▸ What needs to be done
Each record below is to be reproduced without any change.

▸ Saved entries
──────────────────────────────

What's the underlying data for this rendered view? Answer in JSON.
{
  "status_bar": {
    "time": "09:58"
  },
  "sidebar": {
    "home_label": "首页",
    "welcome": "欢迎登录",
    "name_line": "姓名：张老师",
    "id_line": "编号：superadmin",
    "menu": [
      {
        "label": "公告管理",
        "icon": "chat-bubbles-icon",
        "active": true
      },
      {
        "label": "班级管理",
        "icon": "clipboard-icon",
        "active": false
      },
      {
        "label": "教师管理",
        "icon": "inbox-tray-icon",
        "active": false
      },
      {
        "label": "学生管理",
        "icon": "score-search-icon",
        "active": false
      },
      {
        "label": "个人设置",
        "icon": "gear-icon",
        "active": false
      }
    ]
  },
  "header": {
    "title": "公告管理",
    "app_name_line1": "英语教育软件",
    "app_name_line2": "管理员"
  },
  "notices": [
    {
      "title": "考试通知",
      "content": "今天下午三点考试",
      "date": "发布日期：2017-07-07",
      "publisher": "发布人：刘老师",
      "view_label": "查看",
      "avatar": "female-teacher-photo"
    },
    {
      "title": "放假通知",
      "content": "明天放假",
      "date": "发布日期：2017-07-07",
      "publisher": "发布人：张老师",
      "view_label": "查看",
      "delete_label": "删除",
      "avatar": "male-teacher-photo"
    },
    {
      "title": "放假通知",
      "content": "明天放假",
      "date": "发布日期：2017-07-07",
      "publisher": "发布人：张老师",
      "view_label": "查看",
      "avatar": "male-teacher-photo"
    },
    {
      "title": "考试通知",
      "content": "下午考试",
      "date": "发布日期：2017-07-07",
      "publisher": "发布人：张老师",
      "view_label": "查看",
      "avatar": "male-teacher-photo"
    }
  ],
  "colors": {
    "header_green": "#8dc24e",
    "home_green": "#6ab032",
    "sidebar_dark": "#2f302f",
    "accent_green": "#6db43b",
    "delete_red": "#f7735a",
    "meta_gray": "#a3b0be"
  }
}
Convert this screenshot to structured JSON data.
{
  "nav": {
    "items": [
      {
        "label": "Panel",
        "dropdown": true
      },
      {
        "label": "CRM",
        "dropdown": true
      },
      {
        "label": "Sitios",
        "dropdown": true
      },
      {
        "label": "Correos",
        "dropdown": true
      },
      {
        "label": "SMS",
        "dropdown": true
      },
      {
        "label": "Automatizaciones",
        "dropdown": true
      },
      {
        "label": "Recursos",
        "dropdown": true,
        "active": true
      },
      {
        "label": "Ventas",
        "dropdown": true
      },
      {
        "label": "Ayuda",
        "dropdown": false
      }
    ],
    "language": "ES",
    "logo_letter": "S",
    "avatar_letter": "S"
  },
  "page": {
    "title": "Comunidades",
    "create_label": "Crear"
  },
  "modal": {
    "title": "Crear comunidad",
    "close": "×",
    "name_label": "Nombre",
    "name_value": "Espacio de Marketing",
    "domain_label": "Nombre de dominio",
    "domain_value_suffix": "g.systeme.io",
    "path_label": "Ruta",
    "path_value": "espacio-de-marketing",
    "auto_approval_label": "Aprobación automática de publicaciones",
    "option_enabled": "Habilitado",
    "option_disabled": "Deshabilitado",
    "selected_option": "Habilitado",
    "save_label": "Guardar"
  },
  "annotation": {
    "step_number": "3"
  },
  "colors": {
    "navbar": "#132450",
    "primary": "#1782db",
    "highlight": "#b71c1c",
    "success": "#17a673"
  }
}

──────────────────────────────

▸ Task answer
What's the underlying data for this rendered view? Answer in JSON.
{
  "status_bar": {
    "time": "09:58"
  },
  "sidebar": {
    "home_label": "首页",
    "welcome": "欢迎登录",
    "name_line": "姓名：张老师",
    "id_line": "编号：superadmin",
    "menu": [
      {
        "label": "公告管理",
        "icon": "chat-bubbles-icon",
        "active": true
      },
      {
        "label": "班级管理",
        "icon": "clipboard-icon",
        "active": false
      },
      {
        "label": "教师管理",
        "icon": "inbox-tray-icon",
        "active": false
      },
      {
        "label": "学生管理",
        "icon": "score-search-icon",
        "active": false
      },
      {
        "label": "个人设置",
        "icon": "gear-icon",
        "active": false
      }
    ]
  },
  "header": {
    "title": "公告管理",
    "app_name_line1": "英语教育软件",
    "app_name_line2": "管理员"
  },
  "notices": [
    {
      "title": "考试通知",
      "content": "今天下午三点考试",
      "date": "发布日期：2017-07-07",
      "publisher": "发布人：刘老师",
      "view_label": "查看",
      "avatar": "female-teacher-photo"
    },
    {
      "title": "放假通知",
      "content": "明天放假",
      "date": "发布日期：2017-07-07",
      "publisher": "发布人：张老师",
      "view_label": "查看",
      "delete_label": "删除",
      "avatar": "male-teacher-photo"
    },
    {
      "title": "放假通知",
      "content": "明天放假",
      "date": "发布日期：2017-07-07",
      "publisher": "发布人：张老师",
      "view_label": "查看",
      "avatar": "male-teacher-photo"
    },
    {
      "title": "考试通知",
      "content": "下午考试",
      "date": "发布日期：2017-07-07",
      "publisher": "发布人：张老师",
      "view_label": "查看",
      "avatar": "male-teacher-photo"
    }
  ],
  "colors": {
    "header_green": "#8dc24e",
    "home_green": "#6ab032",
    "sidebar_dark": "#2f302f",
    "accent_green": "#6db43b",
    "delete_red": "#f7735a",
    "meta_gray": "#a3b0be"
  }
}
Convert this screenshot to structured JSON data.
{
  "nav": {
    "items": [
      {
        "label": "Panel",
        "dropdown": true
      },
      {
        "label": "CRM",
        "dropdown": true
      },
      {
        "label": "Sitios",
        "dropdown": true
      },
      {
        "label": "Correos",
        "dropdown": true
      },
      {
        "label": "SMS",
        "dropdown": true
      },
      {
        "label": "Automatizaciones",
        "dropdown": true
      },
      {
        "label": "Recursos",
        "dropdown": true,
        "active": true
      },
      {
        "label": "Ventas",
        "dropdown": true
      },
      {
        "label": "Ayuda",
        "dropdown": false
      }
    ],
    "language": "ES",
    "logo_letter": "S",
    "avatar_letter": "S"
  },
  "page": {
    "title": "Comunidades",
    "create_label": "Crear"
  },
  "modal": {
    "title": "Crear comunidad",
    "close": "×",
    "name_label": "Nombre",
    "name_value": "Espacio de Marketing",
    "domain_label": "Nombre de dominio",
    "domain_value_suffix": "g.systeme.io",
    "path_label": "Ruta",
    "path_value": "espacio-de-marketing",
    "auto_approval_label": "Aprobación automática de publicaciones",
    "option_enabled": "Habilitado",
    "option_disabled": "Deshabilitado",
    "selected_option": "Habilitado",
    "save_label": "Guardar"
  },
  "annotation": {
    "step_number": "3"
  },
  "colors": {
    "navbar": "#132450",
    "primary": "#1782db",
    "highlight": "#b71c1c",
    "success": "#17a673"
  }
}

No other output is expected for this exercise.